## [Given records]
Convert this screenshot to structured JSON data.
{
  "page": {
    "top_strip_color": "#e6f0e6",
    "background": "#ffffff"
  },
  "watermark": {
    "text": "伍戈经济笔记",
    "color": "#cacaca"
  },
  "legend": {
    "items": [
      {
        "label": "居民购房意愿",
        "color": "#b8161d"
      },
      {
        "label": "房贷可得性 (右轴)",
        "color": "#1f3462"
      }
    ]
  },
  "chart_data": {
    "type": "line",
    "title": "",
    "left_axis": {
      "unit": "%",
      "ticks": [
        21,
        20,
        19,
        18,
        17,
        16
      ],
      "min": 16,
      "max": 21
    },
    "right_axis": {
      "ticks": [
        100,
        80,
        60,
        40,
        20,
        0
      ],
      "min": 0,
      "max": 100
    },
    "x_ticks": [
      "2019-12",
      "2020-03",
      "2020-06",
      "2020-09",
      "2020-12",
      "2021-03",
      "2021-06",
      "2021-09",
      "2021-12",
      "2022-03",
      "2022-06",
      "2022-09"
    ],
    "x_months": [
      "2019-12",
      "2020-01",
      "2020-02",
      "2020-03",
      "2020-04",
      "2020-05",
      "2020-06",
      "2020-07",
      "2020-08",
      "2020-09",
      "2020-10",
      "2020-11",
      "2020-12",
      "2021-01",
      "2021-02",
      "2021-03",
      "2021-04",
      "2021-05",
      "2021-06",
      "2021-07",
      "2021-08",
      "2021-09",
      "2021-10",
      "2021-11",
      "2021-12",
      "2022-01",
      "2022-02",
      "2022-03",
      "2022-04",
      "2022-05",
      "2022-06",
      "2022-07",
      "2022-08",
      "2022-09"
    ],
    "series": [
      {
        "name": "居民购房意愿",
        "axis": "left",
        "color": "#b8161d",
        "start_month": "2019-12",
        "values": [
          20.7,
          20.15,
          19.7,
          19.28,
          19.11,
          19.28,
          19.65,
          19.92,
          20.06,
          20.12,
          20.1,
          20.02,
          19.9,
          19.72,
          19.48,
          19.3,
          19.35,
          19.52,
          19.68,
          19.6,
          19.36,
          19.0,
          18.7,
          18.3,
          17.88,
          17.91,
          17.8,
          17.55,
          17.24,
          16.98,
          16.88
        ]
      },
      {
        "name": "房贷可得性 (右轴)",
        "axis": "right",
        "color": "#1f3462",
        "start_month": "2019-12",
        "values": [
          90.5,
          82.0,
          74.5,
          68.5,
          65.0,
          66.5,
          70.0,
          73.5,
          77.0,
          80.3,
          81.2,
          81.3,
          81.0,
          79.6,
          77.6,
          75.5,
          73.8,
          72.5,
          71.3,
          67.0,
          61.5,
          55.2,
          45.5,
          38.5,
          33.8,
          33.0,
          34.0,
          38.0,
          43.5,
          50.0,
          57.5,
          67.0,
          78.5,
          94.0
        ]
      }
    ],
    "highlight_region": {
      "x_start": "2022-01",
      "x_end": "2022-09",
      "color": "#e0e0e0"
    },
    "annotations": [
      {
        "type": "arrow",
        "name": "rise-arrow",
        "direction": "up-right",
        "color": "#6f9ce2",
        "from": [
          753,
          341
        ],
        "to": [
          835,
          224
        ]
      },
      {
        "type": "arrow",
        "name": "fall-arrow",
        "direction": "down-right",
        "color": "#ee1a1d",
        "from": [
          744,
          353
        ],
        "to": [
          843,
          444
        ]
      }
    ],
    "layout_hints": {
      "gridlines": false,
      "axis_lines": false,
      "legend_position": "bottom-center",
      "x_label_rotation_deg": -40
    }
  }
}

## [Exercise objective]
Write the material out exactly, with nothing left out.

## [Exercise answer]
Convert this screenshot to structured JSON data.
{
  "page": {
    "top_strip_color": "#e6f0e6",
    "background": "#ffffff"
  },
  "watermark": {
    "text": "伍戈经济笔记",
    "color": "#cacaca"
  },
  "legend": {
    "items": [
      {
        "label": "居民购房意愿",
        "color": "#b8161d"
      },
      {
        "label": "房贷可得性 (右轴)",
        "color": "#1f3462"
      }
    ]
  },
  "chart_data": {
    "type": "line",
    "title": "",
    "left_axis": {
      "unit": "%",
      "ticks": [
        21,
        20,
        19,
        18,
        17,
        16
      ],
      "min": 16,
      "max": 21
    },
    "right_axis": {
      "ticks": [
        100,
        80,
        60,
        40,
        20,
        0
      ],
      "min": 0,
      "max": 100
    },
    "x_ticks": [
      "2019-12",
      "2020-03",
      "2020-06",
      "2020-09",
      "2020-12",
      "2021-03",
      "2021-06",
      "2021-09",
      "2021-12",
      "2022-03",
      "2022-06",
      "2022-09"
    ],
    "x_months": [
      "2019-12",
      "2020-01",
      "2020-02",
      "2020-03",
      "2020-04",
      "2020-05",
      "2020-06",
      "2020-07",
      "2020-08",
      "2020-09",
      "2020-10",
      "2020-11",
      "2020-12",
      "2021-01",
      "2021-02",
      "2021-03",
      "2021-04",
      "2021-05",
      "2021-06",
      "2021-07",
      "2021-08",
      "2021-09",
      "2021-10",
      "2021-11",
      "2021-12",
      "2022-01",
      "2022-02",
      "2022-03",
      "2022-04",
      "2022-05",
      "2022-06",
      "2022-07",
      "2022-08",
      "2022-09"
    ],
    "series": [
      {
        "name": "居民购房意愿",
        "axis": "left",
        "color": "#b8161d",
        "start_month": "2019-12",
        "values": [
          20.7,
          20.15,
          19.7,
          19.28,
          19.11,
          19.28,
          19.65,
          19.92,
          20.06,
          20.12,
          20.1,
          20.02,
          19.9,
          19.72,
          19.48,
          19.3,
          19.35,
          19.52,
          19.68,
          19.6,
          19.36,
          19.0,
          18.7,
          18.3,
          17.88,
          17.91,
          17.8,
          17.55,
          17.24,
          16.98,
          16.88
        ]
      },
      {
        "name": "房贷可得性 (右轴)",
        "axis": "right",
        "color": "#1f3462",
        "start_month": "2019-12",
        "values": [
          90.5,
          82.0,
          74.5,
          68.5,
          65.0,
          66.5,
          70.0,
          73.5,
          77.0,
          80.3,
          81.2,
          81.3,
          81.0,
          79.6,
          77.6,
          75.5,
          73.8,
          72.5,
          71.3,
          67.0,
          61.5,
          55.2,
          45.5,
          38.5,
          33.8,
          33.0,
          34.0,
          38.0,
          43.5,
          50.0,
          57.5,
          67.0,
          78.5,
          94.0
        ]
      }
    ],
    "highlight_region": {
      "x_start": "2022-01",
      "x_end": "2022-09",
      "color": "#e0e0e0"
    },
    "annotations": [
      {
        "type": "arrow",
        "name": "rise-arrow",
        "direction": "up-right",
        "color": "#6f9ce2",
        "from": [
          753,
          341
        ],
        "to": [
          835,
          224
        ]
      },
      {
        "type": "arrow",
        "name": "fall-arrow",
        "direction": "down-right",
        "color": "#ee1a1d",
        "from": [
          744,
          353
        ],
        "to": [
          843,
          444
        ]
      }
    ],
    "layout_hints": {
      "gridlines": false,
      "axis_lines": false,
      "legend_position": "bottom-center",
      "x_label_rotation_deg": -40
    }
  }
}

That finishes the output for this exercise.